• What you have to do: Images do not belong in the copy. Retype all the entries below exactly.

▬▬▬

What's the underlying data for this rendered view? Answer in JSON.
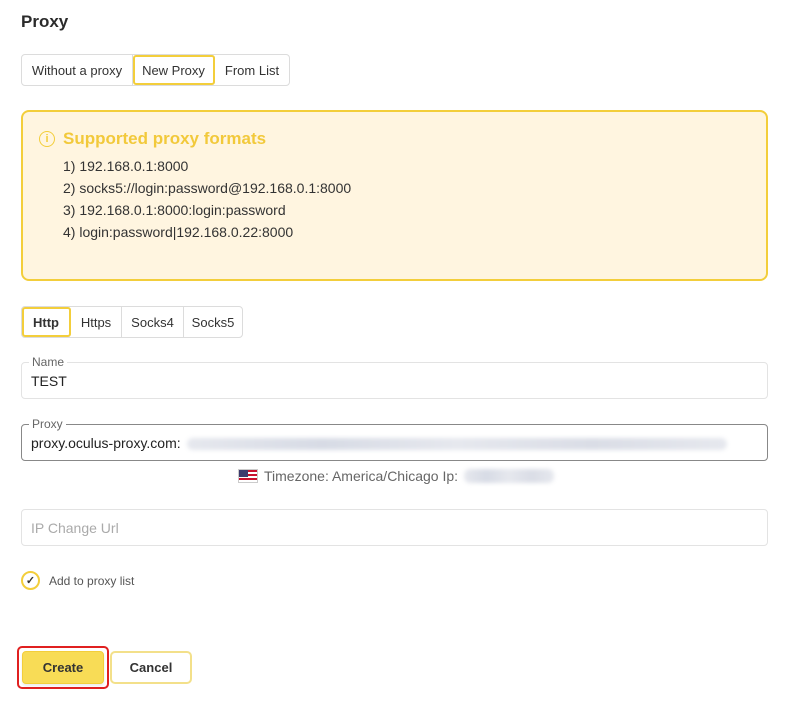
{
  "section_title": "Proxy",
  "mode_tabs": [
    "Without a proxy",
    "New Proxy",
    "From List"
  ],
  "mode_tabs_active": "New Proxy",
  "info": {
    "icon": "info-icon",
    "title": "Supported proxy formats",
    "formats": [
      "1) 192.168.0.1:8000",
      "2) socks5://login:password@192.168.0.1:8000",
      "3) 192.168.0.1:8000:login:password",
      "4) login:password|192.168.0.22:8000"
    ]
  },
  "protocol_tabs": [
    "Http",
    "Https",
    "Socks4",
    "Socks5"
  ],
  "protocol_active": "Http",
  "name_field": {
    "label": "Name",
    "value": "TEST"
  },
  "proxy_field": {
    "label": "Proxy",
    "value": "proxy.oculus-proxy.com:"
  },
  "timezone": {
    "flag": "us-flag-icon",
    "text": "Timezone: America/Chicago Ip:"
  },
  "ip_change_url": {
    "placeholder": "IP Change Url",
    "value": ""
  },
  "add_to_list": {
    "label": "Add to proxy list",
    "checked": true
  },
  "buttons": {
    "create": "Create",
    "cancel": "Cancel"
  },
  "colors": {
    "accent": "#f3ce3b",
    "info_bg": "#fff5e0",
    "highlight": "#e02020"
  }
}
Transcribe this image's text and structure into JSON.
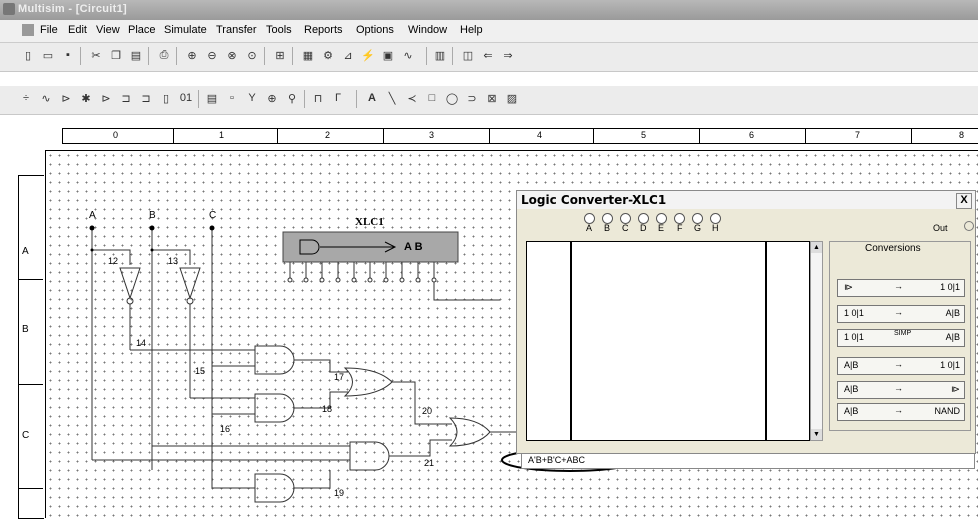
{
  "window": {
    "title": "Multisim - [Circuit1]"
  },
  "menu": [
    "File",
    "Edit",
    "View",
    "Place",
    "Simulate",
    "Transfer",
    "Tools",
    "Reports",
    "Options",
    "Window",
    "Help"
  ],
  "toolbar": {
    "help_label": "?"
  },
  "ruler": {
    "cols": [
      "0",
      "1",
      "2",
      "3",
      "4",
      "5",
      "6",
      "7",
      "8"
    ],
    "rows": [
      "A",
      "B",
      "C"
    ]
  },
  "circuit": {
    "inputs": [
      "A",
      "B",
      "C"
    ],
    "instrument_label": "XLC1",
    "instrument_output": "A B",
    "node_labels": [
      "12",
      "13",
      "14",
      "15",
      "16",
      "17",
      "18",
      "19",
      "20",
      "21"
    ]
  },
  "logic_converter": {
    "title": "Logic Converter-XLC1",
    "close_label": "X",
    "inputs": [
      "A",
      "B",
      "C",
      "D",
      "E",
      "F",
      "G",
      "H"
    ],
    "out_label": "Out",
    "conversions_label": "Conversions",
    "buttons": [
      {
        "left": "⧐",
        "arrow": "→",
        "right": "1 0|1"
      },
      {
        "left": "1 0|1",
        "arrow": "→",
        "right": "A|B"
      },
      {
        "left": "1 0|1",
        "arrow": "SIMP",
        "right": "A|B"
      },
      {
        "left": "A|B",
        "arrow": "→",
        "right": "1 0|1"
      },
      {
        "left": "A|B",
        "arrow": "→",
        "right": "⧐"
      },
      {
        "left": "A|B",
        "arrow": "→",
        "right": "NAND"
      }
    ],
    "expression": "A'B+B'C+ABC"
  },
  "colors": {
    "accent": "#000000",
    "background": "#ffffff",
    "panel": "#ece9d8"
  }
}
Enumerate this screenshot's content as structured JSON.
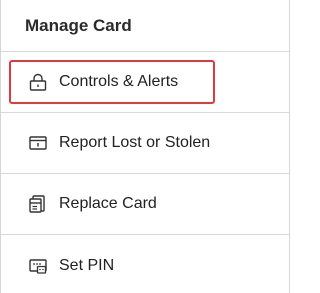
{
  "panel": {
    "title": "Manage Card",
    "items": [
      {
        "label": "Controls & Alerts",
        "icon": "lock-icon",
        "highlighted": true
      },
      {
        "label": "Report Lost or Stolen",
        "icon": "card-report-icon",
        "highlighted": false
      },
      {
        "label": "Replace Card",
        "icon": "card-replace-icon",
        "highlighted": false
      },
      {
        "label": "Set PIN",
        "icon": "pin-keypad-icon",
        "highlighted": false
      }
    ]
  },
  "colors": {
    "highlight": "#e0393e",
    "text": "#222222",
    "divider": "#d9d9d9"
  }
}
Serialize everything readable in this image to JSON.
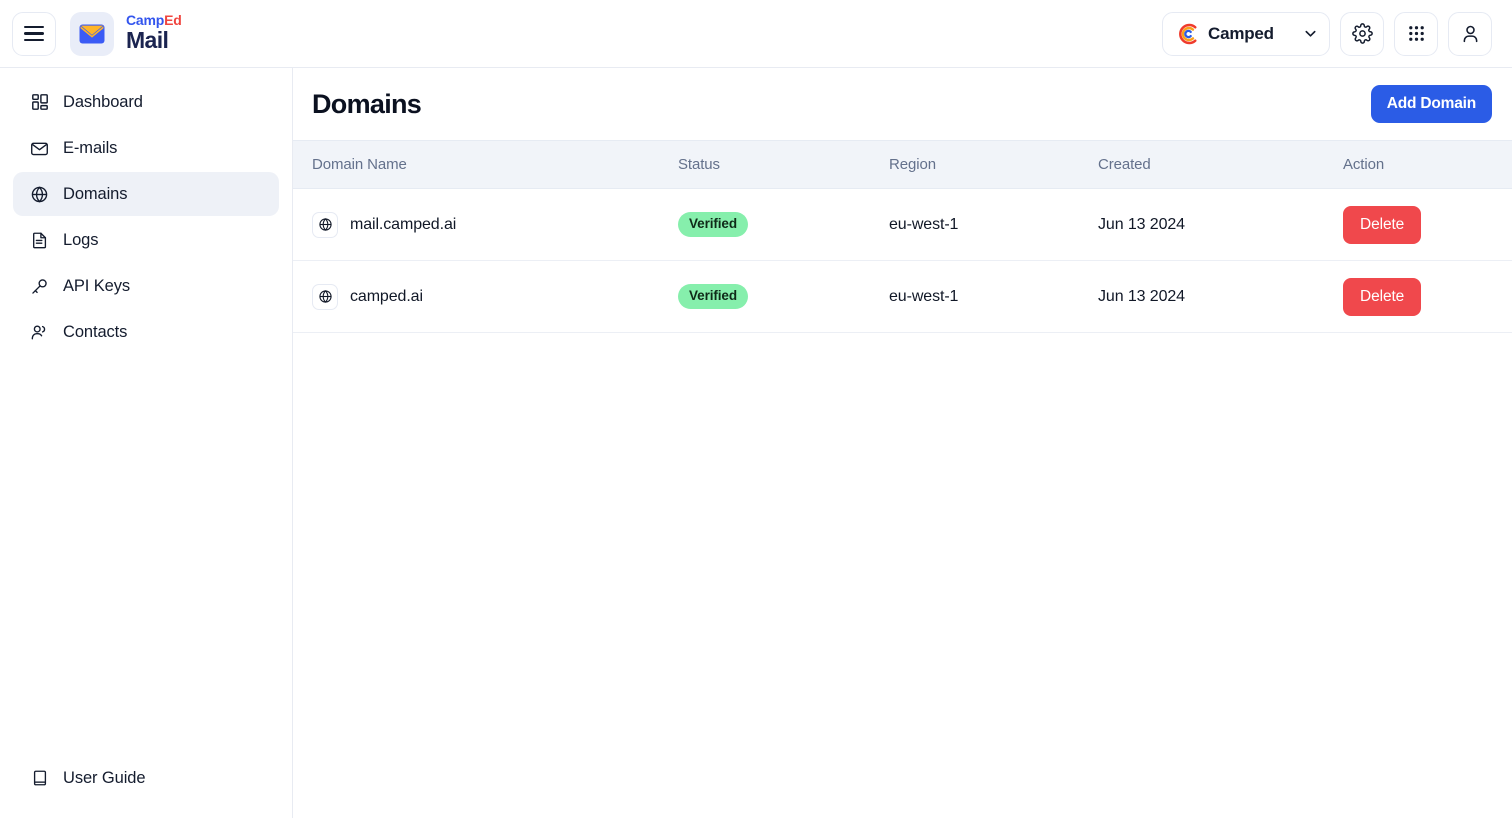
{
  "topbar": {
    "menu_icon": "hamburger-menu-icon",
    "brand": {
      "prefix": "Camp",
      "suffix": "Ed",
      "product": "Mail",
      "mark_icon": "envelope-icon"
    },
    "workspace": {
      "name": "Camped",
      "logo_icon": "camped-c-logo-icon",
      "chevron_icon": "chevron-down-icon"
    },
    "settings_icon": "gear-icon",
    "apps_icon": "grid-apps-icon",
    "profile_icon": "user-avatar-icon",
    "colors": {
      "brand_blue": "#3355ee",
      "brand_red": "#f0453f",
      "brand_navy": "#1b2450"
    }
  },
  "sidebar": {
    "items": [
      {
        "label": "Dashboard",
        "icon": "dashboard-grid-icon",
        "active": false
      },
      {
        "label": "E-mails",
        "icon": "envelope-icon",
        "active": false
      },
      {
        "label": "Domains",
        "icon": "globe-icon",
        "active": true
      },
      {
        "label": "Logs",
        "icon": "document-lines-icon",
        "active": false
      },
      {
        "label": "API Keys",
        "icon": "key-icon",
        "active": false
      },
      {
        "label": "Contacts",
        "icon": "people-icon",
        "active": false
      }
    ],
    "footer": {
      "label": "User Guide",
      "icon": "book-icon"
    }
  },
  "main": {
    "title": "Domains",
    "add_button": "Add Domain",
    "table": {
      "columns": [
        "Domain Name",
        "Status",
        "Region",
        "Created",
        "Action"
      ],
      "rows": [
        {
          "domain": "mail.camped.ai",
          "domain_icon": "globe-icon",
          "status": "Verified",
          "region": "eu-west-1",
          "created": "Jun 13 2024",
          "action": "Delete"
        },
        {
          "domain": "camped.ai",
          "domain_icon": "globe-icon",
          "status": "Verified",
          "region": "eu-west-1",
          "created": "Jun 13 2024",
          "action": "Delete"
        }
      ]
    }
  },
  "colors": {
    "primary_button": "#2b5ce6",
    "delete_button": "#f0484c",
    "badge_verified_bg": "#86efac",
    "table_header_bg": "#f1f4f9",
    "sidebar_active_bg": "#eef1f7"
  }
}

▬▬▬

• Solved problem:
What's the underlying data for this rendered view? Answer in JSON.
{
  "section_title": "Proxy",
  "mode_tabs": [
    "Without a proxy",
    "New Proxy",
    "From List"
  ],
  "mode_tabs_active": "New Proxy",
  "info": {
    "icon": "info-icon",
    "title": "Supported proxy formats",
    "formats": [
      "1) 192.168.0.1:8000",
      "2) socks5://login:password@192.168.0.1:8000",
      "3) 192.168.0.1:8000:login:password",
      "4) login:password|192.168.0.22:8000"
    ]
  },
  "protocol_tabs": [
    "Http",
    "Https",
    "Socks4",
    "Socks5"
  ],
  "protocol_active": "Http",
  "name_field": {
    "label": "Name",
    "value": "TEST"
  },
  "proxy_field": {
    "label": "Proxy",
    "value": "proxy.oculus-proxy.com:"
  },
  "timezone": {
    "flag": "us-flag-icon",
    "text": "Timezone: America/Chicago Ip:"
  },
  "ip_change_url": {
    "placeholder": "IP Change Url",
    "value": ""
  },
  "add_to_list": {
    "label": "Add to proxy list",
    "checked": true
  },
  "buttons": {
    "create": "Create",
    "cancel": "Cancel"
  },
  "colors": {
    "accent": "#f3ce3b",
    "info_bg": "#fff5e0",
    "highlight": "#e02020"
  }
}
Transcribe this image's text and structure into JSON.
{
  "window": {
    "title": "Multisim - [Circuit1]"
  },
  "menu": [
    "File",
    "Edit",
    "View",
    "Place",
    "Simulate",
    "Transfer",
    "Tools",
    "Reports",
    "Options",
    "Window",
    "Help"
  ],
  "toolbar": {
    "help_label": "?"
  },
  "ruler": {
    "cols": [
      "0",
      "1",
      "2",
      "3",
      "4",
      "5",
      "6",
      "7",
      "8"
    ],
    "rows": [
      "A",
      "B",
      "C"
    ]
  },
  "circuit": {
    "inputs": [
      "A",
      "B",
      "C"
    ],
    "instrument_label": "XLC1",
    "instrument_output": "A B",
    "node_labels": [
      "12",
      "13",
      "14",
      "15",
      "16",
      "17",
      "18",
      "19",
      "20",
      "21"
    ]
  },
  "logic_converter": {
    "title": "Logic Converter-XLC1",
    "close_label": "X",
    "inputs": [
      "A",
      "B",
      "C",
      "D",
      "E",
      "F",
      "G",
      "H"
    ],
    "out_label": "Out",
    "conversions_label": "Conversions",
    "buttons": [
      {
        "left": "⧐",
        "arrow": "→",
        "right": "1 0|1"
      },
      {
        "left": "1 0|1",
        "arrow": "→",
        "right": "A|B"
      },
      {
        "left": "1 0|1",
        "arrow": "SIMP",
        "right": "A|B"
      },
      {
        "left": "A|B",
        "arrow": "→",
        "right": "1 0|1"
      },
      {
        "left": "A|B",
        "arrow": "→",
        "right": "⧐"
      },
      {
        "left": "A|B",
        "arrow": "→",
        "right": "NAND"
      }
    ],
    "expression": "A'B+B'C+ABC"
  },
  "colors": {
    "accent": "#000000",
    "background": "#ffffff",
    "panel": "#ece9d8"
  }
}
Enumerate this screenshot's content as structured JSON.
{
  "panel": {
    "title": "Manage Card",
    "items": [
      {
        "label": "Controls & Alerts",
        "icon": "lock-icon",
        "highlighted": true
      },
      {
        "label": "Report Lost or Stolen",
        "icon": "card-report-icon",
        "highlighted": false
      },
      {
        "label": "Replace Card",
        "icon": "card-replace-icon",
        "highlighted": false
      },
      {
        "label": "Set PIN",
        "icon": "pin-keypad-icon",
        "highlighted": false
      }
    ]
  },
  "colors": {
    "highlight": "#e0393e",
    "text": "#222222",
    "divider": "#d9d9d9"
  }
}
Serialize everything readable in this image to JSON.
{
  "topbar": {
    "menu_icon": "hamburger-menu-icon",
    "brand": {
      "prefix": "Camp",
      "suffix": "Ed",
      "product": "Mail",
      "mark_icon": "envelope-icon"
    },
    "workspace": {
      "name": "Camped",
      "logo_icon": "camped-c-logo-icon",
      "chevron_icon": "chevron-down-icon"
    },
    "settings_icon": "gear-icon",
    "apps_icon": "grid-apps-icon",
    "profile_icon": "user-avatar-icon",
    "colors": {
      "brand_blue": "#3355ee",
      "brand_red": "#f0453f",
      "brand_navy": "#1b2450"
    }
  },
  "sidebar": {
    "items": [
      {
        "label": "Dashboard",
        "icon": "dashboard-grid-icon",
        "active": false
      },
      {
        "label": "E-mails",
        "icon": "envelope-icon",
        "active": false
      },
      {
        "label": "Domains",
        "icon": "globe-icon",
        "active": true
      },
      {
        "label": "Logs",
        "icon": "document-lines-icon",
        "active": false
      },
      {
        "label": "API Keys",
        "icon": "key-icon",
        "active": false
      },
      {
        "label": "Contacts",
        "icon": "people-icon",
        "active": false
      }
    ],
    "footer": {
      "label": "User Guide",
      "icon": "book-icon"
    }
  },
  "main": {
    "title": "Domains",
    "add_button": "Add Domain",
    "table": {
      "columns": [
        "Domain Name",
        "Status",
        "Region",
        "Created",
        "Action"
      ],
      "rows": [
        {
          "domain": "mail.camped.ai",
          "domain_icon": "globe-icon",
          "status": "Verified",
          "region": "eu-west-1",
          "created": "Jun 13 2024",
          "action": "Delete"
        },
        {
          "domain": "camped.ai",
          "domain_icon": "globe-icon",
          "status": "Verified",
          "region": "eu-west-1",
          "created": "Jun 13 2024",
          "action": "Delete"
        }
      ]
    }
  },
  "colors": {
    "primary_button": "#2b5ce6",
    "delete_button": "#f0484c",
    "badge_verified_bg": "#86efac",
    "table_header_bg": "#f1f4f9",
    "sidebar_active_bg": "#eef1f7"
  }
}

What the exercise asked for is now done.